Reproduce every entry exactly.
>> begin
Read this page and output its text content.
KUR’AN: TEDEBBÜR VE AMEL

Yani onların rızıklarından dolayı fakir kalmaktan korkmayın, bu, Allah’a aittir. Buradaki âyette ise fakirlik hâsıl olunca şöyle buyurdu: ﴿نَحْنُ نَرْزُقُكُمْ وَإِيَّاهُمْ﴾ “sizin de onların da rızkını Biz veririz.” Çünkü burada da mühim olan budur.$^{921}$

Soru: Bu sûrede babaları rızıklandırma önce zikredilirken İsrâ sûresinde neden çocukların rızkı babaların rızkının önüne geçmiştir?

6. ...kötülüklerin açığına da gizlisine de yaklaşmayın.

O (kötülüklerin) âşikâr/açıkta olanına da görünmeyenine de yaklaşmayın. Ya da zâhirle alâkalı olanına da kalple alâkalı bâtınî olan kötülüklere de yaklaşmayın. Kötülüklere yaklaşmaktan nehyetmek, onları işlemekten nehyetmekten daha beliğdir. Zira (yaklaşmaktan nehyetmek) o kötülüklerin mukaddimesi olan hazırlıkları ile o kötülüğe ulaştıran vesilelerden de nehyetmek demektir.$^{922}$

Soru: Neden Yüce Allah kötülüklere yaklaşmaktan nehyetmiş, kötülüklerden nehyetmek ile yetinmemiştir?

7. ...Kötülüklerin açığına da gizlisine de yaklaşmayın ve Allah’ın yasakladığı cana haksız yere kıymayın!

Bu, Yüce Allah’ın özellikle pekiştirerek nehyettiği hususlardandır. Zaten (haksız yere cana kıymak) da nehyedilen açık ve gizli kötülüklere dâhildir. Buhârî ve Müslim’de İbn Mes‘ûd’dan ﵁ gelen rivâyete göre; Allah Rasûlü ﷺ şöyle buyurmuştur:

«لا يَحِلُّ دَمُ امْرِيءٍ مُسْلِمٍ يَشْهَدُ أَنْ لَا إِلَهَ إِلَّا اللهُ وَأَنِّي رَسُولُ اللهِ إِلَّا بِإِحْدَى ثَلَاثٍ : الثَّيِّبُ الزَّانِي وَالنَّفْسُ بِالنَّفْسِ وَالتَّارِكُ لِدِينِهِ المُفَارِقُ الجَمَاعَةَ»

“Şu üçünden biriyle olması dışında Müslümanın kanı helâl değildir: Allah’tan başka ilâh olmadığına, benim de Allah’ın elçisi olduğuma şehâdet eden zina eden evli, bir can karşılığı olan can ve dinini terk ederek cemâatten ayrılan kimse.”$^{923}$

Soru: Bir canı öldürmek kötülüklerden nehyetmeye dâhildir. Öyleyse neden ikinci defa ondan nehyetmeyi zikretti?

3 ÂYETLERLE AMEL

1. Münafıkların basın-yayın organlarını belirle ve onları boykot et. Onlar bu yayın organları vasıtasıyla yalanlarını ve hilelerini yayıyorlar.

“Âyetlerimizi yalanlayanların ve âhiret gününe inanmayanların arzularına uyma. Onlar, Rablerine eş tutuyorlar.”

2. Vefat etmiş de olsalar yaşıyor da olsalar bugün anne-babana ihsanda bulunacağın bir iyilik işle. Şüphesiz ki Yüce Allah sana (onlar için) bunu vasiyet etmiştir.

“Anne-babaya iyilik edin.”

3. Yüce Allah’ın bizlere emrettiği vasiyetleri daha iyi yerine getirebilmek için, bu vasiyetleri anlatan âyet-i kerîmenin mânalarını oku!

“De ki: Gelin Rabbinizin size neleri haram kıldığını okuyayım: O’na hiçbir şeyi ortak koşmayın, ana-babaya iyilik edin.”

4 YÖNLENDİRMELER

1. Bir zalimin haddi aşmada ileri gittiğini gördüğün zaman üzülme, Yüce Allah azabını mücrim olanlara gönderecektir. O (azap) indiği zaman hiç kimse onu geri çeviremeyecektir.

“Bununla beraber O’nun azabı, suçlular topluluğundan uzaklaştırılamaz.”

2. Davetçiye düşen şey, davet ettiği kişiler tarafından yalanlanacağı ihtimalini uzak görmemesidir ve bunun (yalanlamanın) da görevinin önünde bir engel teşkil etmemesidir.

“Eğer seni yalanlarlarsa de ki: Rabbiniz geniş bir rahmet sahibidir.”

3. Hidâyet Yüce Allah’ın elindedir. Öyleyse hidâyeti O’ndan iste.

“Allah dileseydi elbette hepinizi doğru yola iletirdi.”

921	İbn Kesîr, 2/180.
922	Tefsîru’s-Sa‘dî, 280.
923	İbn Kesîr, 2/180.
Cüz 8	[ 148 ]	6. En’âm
>> end
■ **Written reply**
Read this page and output its text content.
KUR’AN: TEDEBBÜR VE AMEL

Yani onların rızıklarından dolayı fakir kalmaktan korkmayın, bu, Allah’a aittir. Buradaki âyette ise fakirlik hâsıl olunca şöyle buyurdu: ﴿نَحْنُ نَرْزُقُكُمْ وَإِيَّاهُمْ﴾ “sizin de onların da rızkını Biz veririz.” Çünkü burada da mühim olan budur.$^{921}$

Soru: Bu sûrede babaları rızıklandırma önce zikredilirken İsrâ sûresinde neden çocukların rızkı babaların rızkının önüne geçmiştir?

6. ...kötülüklerin açığına da gizlisine de yaklaşmayın.

O (kötülüklerin) âşikâr/açıkta olanına da görünmeyenine de yaklaşmayın. Ya da zâhirle alâkalı olanına da kalple alâkalı bâtınî olan kötülüklere de yaklaşmayın. Kötülüklere yaklaşmaktan nehyetmek, onları işlemekten nehyetmekten daha beliğdir. Zira (yaklaşmaktan nehyetmek) o kötülüklerin mukaddimesi olan hazırlıkları ile o kötülüğe ulaştıran vesilelerden de nehyetmek demektir.$^{922}$

Soru: Neden Yüce Allah kötülüklere yaklaşmaktan nehyetmiş, kötülüklerden nehyetmek ile yetinmemiştir?

7. ...Kötülüklerin açığına da gizlisine de yaklaşmayın ve Allah’ın yasakladığı cana haksız yere kıymayın!

Bu, Yüce Allah’ın özellikle pekiştirerek nehyettiği hususlardandır. Zaten (haksız yere cana kıymak) da nehyedilen açık ve gizli kötülüklere dâhildir. Buhârî ve Müslim’de İbn Mes‘ûd’dan ﵁ gelen rivâyete göre; Allah Rasûlü ﷺ şöyle buyurmuştur:

«لا يَحِلُّ دَمُ امْرِيءٍ مُسْلِمٍ يَشْهَدُ أَنْ لَا إِلَهَ إِلَّا اللهُ وَأَنِّي رَسُولُ اللهِ إِلَّا بِإِحْدَى ثَلَاثٍ : الثَّيِّبُ الزَّانِي وَالنَّفْسُ بِالنَّفْسِ وَالتَّارِكُ لِدِينِهِ المُفَارِقُ الجَمَاعَةَ»

“Şu üçünden biriyle olması dışında Müslümanın kanı helâl değildir: Allah’tan başka ilâh olmadığına, benim de Allah’ın elçisi olduğuma şehâdet eden zina eden evli, bir can karşılığı olan can ve dinini terk ederek cemâatten ayrılan kimse.”$^{923}$

Soru: Bir canı öldürmek kötülüklerden nehyetmeye dâhildir. Öyleyse neden ikinci defa ondan nehyetmeyi zikretti?

3 ÂYETLERLE AMEL

1. Münafıkların basın-yayın organlarını belirle ve onları boykot et. Onlar bu yayın organları vasıtasıyla yalanlarını ve hilelerini yayıyorlar.

“Âyetlerimizi yalanlayanların ve âhiret gününe inanmayanların arzularına uyma. Onlar, Rablerine eş tutuyorlar.”

2. Vefat etmiş de olsalar yaşıyor da olsalar bugün anne-babana ihsanda bulunacağın bir iyilik işle. Şüphesiz ki Yüce Allah sana (onlar için) bunu vasiyet etmiştir.

“Anne-babaya iyilik edin.”

3. Yüce Allah’ın bizlere emrettiği vasiyetleri daha iyi yerine getirebilmek için, bu vasiyetleri anlatan âyet-i kerîmenin mânalarını oku!

“De ki: Gelin Rabbinizin size neleri haram kıldığını okuyayım: O’na hiçbir şeyi ortak koşmayın, ana-babaya iyilik edin.”

4 YÖNLENDİRMELER

1. Bir zalimin haddi aşmada ileri gittiğini gördüğün zaman üzülme, Yüce Allah azabını mücrim olanlara gönderecektir. O (azap) indiği zaman hiç kimse onu geri çeviremeyecektir.

“Bununla beraber O’nun azabı, suçlular topluluğundan uzaklaştırılamaz.”

2. Davetçiye düşen şey, davet ettiği kişiler tarafından yalanlanacağı ihtimalini uzak görmemesidir ve bunun (yalanlamanın) da görevinin önünde bir engel teşkil etmemesidir.

“Eğer seni yalanlarlarsa de ki: Rabbiniz geniş bir rahmet sahibidir.”

3. Hidâyet Yüce Allah’ın elindedir. Öyleyse hidâyeti O’ndan iste.

“Allah dileseydi elbette hepinizi doğru yola iletirdi.”

921	İbn Kesîr, 2/180.
922	Tefsîru’s-Sa‘dî, 280.
923	İbn Kesîr, 2/180.
Cüz 8	[ 148 ]	6. En’âm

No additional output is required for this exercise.